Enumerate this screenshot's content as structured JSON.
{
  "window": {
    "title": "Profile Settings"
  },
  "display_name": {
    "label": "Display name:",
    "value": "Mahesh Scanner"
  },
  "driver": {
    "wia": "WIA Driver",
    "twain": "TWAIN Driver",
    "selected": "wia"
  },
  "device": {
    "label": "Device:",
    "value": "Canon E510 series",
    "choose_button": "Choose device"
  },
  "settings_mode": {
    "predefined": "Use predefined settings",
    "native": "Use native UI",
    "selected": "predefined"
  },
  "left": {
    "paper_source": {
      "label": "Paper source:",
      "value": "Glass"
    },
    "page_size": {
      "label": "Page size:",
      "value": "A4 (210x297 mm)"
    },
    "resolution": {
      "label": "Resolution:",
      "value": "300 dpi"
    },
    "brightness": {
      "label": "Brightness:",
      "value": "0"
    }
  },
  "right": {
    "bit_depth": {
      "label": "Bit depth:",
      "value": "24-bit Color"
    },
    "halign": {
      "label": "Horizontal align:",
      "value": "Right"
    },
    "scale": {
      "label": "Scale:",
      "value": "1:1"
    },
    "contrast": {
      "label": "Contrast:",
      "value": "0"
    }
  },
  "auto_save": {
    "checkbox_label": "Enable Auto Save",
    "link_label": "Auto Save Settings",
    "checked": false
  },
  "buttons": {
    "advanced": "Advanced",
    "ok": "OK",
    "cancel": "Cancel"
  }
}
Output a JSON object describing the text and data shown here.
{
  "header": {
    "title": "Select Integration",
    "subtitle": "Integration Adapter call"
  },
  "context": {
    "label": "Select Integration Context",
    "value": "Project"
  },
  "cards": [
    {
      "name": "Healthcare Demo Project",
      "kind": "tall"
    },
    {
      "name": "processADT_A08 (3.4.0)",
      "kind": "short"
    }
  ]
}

Set exercise:
Extract all the entries word for word.

Solution to this task:
Enumerate this screenshot's content as structured JSON.
{
  "window": {
    "title": "Profile Settings"
  },
  "display_name": {
    "label": "Display name:",
    "value": "Mahesh Scanner"
  },
  "driver": {
    "wia": "WIA Driver",
    "twain": "TWAIN Driver",
    "selected": "wia"
  },
  "device": {
    "label": "Device:",
    "value": "Canon E510 series",
    "choose_button": "Choose device"
  },
  "settings_mode": {
    "predefined": "Use predefined settings",
    "native": "Use native UI",
    "selected": "predefined"
  },
  "left": {
    "paper_source": {
      "label": "Paper source:",
      "value": "Glass"
    },
    "page_size": {
      "label": "Page size:",
      "value": "A4 (210x297 mm)"
    },
    "resolution": {
      "label": "Resolution:",
      "value": "300 dpi"
    },
    "brightness": {
      "label": "Brightness:",
      "value": "0"
    }
  },
  "right": {
    "bit_depth": {
      "label": "Bit depth:",
      "value": "24-bit Color"
    },
    "halign": {
      "label": "Horizontal align:",
      "value": "Right"
    },
    "scale": {
      "label": "Scale:",
      "value": "1:1"
    },
    "contrast": {
      "label": "Contrast:",
      "value": "0"
    }
  },
  "auto_save": {
    "checkbox_label": "Enable Auto Save",
    "link_label": "Auto Save Settings",
    "checked": false
  },
  "buttons": {
    "advanced": "Advanced",
    "ok": "OK",
    "cancel": "Cancel"
  }
}
Output a JSON object describing the text and data shown here.
{
  "header": {
    "title": "Select Integration",
    "subtitle": "Integration Adapter call"
  },
  "context": {
    "label": "Select Integration Context",
    "value": "Project"
  },
  "cards": [
    {
      "name": "Healthcare Demo Project",
      "kind": "tall"
    },
    {
      "name": "processADT_A08 (3.4.0)",
      "kind": "short"
    }
  ]
}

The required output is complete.